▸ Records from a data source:
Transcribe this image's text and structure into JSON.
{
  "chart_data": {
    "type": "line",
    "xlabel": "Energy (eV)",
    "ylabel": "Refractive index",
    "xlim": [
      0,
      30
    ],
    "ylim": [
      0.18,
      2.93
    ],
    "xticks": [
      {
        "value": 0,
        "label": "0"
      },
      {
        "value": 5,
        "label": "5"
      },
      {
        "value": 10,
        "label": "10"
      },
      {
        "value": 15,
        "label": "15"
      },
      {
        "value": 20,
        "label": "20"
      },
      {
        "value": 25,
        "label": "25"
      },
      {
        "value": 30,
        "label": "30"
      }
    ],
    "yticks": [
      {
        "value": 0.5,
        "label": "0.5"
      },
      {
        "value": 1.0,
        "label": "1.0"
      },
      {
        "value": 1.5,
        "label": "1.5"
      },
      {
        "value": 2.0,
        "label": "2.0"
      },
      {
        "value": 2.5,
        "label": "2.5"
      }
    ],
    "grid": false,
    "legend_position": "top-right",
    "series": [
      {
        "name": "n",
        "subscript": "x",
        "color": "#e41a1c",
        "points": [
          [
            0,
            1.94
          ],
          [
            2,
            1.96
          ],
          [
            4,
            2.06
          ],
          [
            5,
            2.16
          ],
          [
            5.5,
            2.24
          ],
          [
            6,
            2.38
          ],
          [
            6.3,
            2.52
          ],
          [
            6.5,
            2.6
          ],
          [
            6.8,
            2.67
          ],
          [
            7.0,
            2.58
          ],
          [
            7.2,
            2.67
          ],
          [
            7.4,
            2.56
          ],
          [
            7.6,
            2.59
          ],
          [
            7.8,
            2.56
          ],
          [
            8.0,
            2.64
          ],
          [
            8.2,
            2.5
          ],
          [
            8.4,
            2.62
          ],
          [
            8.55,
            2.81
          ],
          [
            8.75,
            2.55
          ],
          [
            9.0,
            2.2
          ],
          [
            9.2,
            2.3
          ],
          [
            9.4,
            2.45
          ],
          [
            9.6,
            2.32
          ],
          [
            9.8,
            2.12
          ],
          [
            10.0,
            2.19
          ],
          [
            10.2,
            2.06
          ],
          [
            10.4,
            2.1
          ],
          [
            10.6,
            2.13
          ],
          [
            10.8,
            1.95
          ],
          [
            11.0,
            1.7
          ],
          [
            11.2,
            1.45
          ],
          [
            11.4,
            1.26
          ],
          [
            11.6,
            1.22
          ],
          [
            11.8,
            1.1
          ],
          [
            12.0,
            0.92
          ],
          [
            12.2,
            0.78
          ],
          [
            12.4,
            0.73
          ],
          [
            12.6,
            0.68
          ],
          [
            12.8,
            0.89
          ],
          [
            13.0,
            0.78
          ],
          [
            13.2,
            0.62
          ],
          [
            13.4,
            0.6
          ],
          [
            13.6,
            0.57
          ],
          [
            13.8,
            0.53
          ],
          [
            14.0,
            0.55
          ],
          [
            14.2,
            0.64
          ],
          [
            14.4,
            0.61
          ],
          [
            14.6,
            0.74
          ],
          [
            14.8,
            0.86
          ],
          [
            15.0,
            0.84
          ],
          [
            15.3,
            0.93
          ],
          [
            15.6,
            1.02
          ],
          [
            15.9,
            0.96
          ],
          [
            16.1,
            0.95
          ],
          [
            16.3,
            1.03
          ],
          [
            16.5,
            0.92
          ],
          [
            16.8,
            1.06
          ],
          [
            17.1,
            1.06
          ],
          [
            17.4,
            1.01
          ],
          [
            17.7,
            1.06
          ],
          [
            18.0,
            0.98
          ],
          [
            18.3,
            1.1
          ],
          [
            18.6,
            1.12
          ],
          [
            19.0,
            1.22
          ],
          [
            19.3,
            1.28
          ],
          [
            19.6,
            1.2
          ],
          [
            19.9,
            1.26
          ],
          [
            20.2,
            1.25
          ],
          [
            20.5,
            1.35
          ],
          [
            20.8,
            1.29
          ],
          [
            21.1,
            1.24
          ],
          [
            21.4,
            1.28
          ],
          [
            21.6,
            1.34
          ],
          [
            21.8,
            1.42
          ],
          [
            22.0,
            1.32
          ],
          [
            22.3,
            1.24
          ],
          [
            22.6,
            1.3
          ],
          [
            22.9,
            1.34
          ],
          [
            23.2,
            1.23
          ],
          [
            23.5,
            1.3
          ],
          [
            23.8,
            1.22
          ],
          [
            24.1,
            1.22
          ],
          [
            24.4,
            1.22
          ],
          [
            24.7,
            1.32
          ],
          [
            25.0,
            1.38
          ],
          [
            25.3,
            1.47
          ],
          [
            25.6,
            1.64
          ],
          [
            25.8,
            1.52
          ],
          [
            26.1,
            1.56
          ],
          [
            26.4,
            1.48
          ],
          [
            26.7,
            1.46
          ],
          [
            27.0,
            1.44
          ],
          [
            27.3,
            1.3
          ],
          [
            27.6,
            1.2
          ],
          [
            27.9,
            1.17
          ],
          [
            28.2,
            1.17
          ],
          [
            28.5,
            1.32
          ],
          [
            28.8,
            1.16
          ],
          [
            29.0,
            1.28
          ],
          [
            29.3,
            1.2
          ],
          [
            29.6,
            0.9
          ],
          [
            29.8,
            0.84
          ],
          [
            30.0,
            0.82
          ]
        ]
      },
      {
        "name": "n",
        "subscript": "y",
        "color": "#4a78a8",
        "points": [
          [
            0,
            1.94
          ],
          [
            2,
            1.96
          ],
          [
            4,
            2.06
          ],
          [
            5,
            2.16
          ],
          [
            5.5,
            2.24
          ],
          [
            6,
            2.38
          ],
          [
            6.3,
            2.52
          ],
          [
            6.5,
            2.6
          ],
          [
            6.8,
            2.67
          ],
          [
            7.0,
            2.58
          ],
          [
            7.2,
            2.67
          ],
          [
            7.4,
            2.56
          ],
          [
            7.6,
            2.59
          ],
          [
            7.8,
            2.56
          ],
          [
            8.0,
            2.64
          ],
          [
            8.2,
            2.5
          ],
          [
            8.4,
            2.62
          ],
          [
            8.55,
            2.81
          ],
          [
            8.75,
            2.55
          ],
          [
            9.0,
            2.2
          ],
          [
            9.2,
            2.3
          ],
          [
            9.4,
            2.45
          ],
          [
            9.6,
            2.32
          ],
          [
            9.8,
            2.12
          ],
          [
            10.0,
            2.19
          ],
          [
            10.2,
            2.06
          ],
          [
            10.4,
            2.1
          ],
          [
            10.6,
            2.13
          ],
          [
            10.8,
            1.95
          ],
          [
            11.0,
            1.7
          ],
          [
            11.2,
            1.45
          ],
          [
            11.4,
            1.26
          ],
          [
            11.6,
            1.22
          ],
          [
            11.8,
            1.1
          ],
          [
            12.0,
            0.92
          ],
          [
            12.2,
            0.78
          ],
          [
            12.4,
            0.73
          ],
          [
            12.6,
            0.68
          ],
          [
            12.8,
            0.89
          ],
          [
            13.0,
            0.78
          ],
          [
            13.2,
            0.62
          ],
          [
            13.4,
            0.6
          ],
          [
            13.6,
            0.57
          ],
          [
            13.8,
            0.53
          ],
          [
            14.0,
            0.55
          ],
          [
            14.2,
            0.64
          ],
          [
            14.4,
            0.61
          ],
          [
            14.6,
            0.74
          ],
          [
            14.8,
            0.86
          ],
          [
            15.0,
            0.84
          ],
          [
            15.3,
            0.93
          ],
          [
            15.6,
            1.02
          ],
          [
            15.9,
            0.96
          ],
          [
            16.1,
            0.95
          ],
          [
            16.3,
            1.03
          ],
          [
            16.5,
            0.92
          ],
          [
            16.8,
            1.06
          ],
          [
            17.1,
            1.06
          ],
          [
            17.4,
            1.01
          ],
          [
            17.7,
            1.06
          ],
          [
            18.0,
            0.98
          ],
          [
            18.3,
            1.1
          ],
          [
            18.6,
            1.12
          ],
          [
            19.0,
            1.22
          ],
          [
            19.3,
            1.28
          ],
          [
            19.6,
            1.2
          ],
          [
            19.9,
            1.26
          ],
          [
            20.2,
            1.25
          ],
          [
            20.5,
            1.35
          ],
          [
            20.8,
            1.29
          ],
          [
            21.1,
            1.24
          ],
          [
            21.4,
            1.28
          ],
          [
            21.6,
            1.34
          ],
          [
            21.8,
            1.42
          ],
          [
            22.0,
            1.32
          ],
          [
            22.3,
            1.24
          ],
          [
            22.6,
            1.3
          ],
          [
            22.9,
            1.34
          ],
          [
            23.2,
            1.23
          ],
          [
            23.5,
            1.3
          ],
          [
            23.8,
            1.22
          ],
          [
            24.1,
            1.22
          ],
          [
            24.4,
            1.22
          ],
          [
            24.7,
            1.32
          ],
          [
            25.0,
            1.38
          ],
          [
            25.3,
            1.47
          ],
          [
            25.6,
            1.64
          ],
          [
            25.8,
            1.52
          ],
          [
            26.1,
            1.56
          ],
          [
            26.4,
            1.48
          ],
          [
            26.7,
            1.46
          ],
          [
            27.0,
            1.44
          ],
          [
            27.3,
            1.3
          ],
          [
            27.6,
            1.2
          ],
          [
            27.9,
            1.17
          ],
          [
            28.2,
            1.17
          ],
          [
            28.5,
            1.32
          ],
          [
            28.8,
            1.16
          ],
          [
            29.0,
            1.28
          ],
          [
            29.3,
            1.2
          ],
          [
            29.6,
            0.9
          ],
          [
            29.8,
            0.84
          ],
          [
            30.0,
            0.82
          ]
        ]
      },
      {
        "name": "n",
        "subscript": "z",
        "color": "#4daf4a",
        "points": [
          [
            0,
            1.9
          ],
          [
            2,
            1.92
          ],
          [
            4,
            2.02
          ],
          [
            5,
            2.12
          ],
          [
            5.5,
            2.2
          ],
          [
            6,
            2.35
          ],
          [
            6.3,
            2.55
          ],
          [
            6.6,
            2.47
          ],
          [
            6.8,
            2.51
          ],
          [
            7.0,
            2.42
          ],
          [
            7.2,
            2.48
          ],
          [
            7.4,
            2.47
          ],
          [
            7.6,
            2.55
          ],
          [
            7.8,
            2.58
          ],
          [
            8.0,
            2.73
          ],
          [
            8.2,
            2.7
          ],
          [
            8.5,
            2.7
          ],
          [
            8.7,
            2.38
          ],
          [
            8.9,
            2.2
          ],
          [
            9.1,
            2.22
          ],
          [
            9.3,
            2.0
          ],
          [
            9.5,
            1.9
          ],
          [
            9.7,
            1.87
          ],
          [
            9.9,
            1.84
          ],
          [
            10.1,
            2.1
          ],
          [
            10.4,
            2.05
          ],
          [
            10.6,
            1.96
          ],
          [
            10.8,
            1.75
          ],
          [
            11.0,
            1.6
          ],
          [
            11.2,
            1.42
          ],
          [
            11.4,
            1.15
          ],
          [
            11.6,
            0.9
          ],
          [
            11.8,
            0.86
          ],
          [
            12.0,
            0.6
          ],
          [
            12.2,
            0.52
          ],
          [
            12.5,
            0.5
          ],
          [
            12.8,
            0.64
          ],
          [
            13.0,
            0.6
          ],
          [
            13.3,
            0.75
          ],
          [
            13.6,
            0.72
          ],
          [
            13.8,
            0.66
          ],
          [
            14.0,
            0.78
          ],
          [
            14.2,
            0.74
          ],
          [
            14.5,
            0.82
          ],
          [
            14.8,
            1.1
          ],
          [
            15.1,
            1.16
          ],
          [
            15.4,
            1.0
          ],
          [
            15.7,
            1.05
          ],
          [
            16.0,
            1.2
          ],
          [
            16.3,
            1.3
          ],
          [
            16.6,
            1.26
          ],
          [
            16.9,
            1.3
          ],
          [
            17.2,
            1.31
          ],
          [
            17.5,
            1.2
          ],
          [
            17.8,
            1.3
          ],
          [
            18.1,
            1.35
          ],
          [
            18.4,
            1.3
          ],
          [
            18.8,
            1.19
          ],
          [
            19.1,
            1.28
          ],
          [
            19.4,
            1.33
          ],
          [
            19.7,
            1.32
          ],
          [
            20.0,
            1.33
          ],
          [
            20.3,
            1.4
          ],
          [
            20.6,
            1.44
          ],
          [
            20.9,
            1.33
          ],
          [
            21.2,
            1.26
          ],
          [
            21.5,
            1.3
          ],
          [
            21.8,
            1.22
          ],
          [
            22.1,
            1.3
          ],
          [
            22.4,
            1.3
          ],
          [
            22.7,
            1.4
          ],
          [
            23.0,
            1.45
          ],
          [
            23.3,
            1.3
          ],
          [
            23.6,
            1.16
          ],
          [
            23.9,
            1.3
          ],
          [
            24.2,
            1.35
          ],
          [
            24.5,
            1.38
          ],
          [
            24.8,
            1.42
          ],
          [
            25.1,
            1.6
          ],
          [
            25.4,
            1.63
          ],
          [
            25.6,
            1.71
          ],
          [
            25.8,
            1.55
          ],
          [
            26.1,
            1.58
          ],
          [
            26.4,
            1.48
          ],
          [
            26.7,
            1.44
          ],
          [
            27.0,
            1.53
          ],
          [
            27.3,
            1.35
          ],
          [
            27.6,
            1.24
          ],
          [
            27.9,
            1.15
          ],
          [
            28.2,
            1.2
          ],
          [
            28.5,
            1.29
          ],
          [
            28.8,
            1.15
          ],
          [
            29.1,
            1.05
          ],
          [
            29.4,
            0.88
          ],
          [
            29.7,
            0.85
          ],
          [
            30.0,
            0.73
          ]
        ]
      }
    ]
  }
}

▸ Short exercise: Among the lines of the listing, how many hold the string "color"? Respond with only the number.

▸ Exercise solution: 3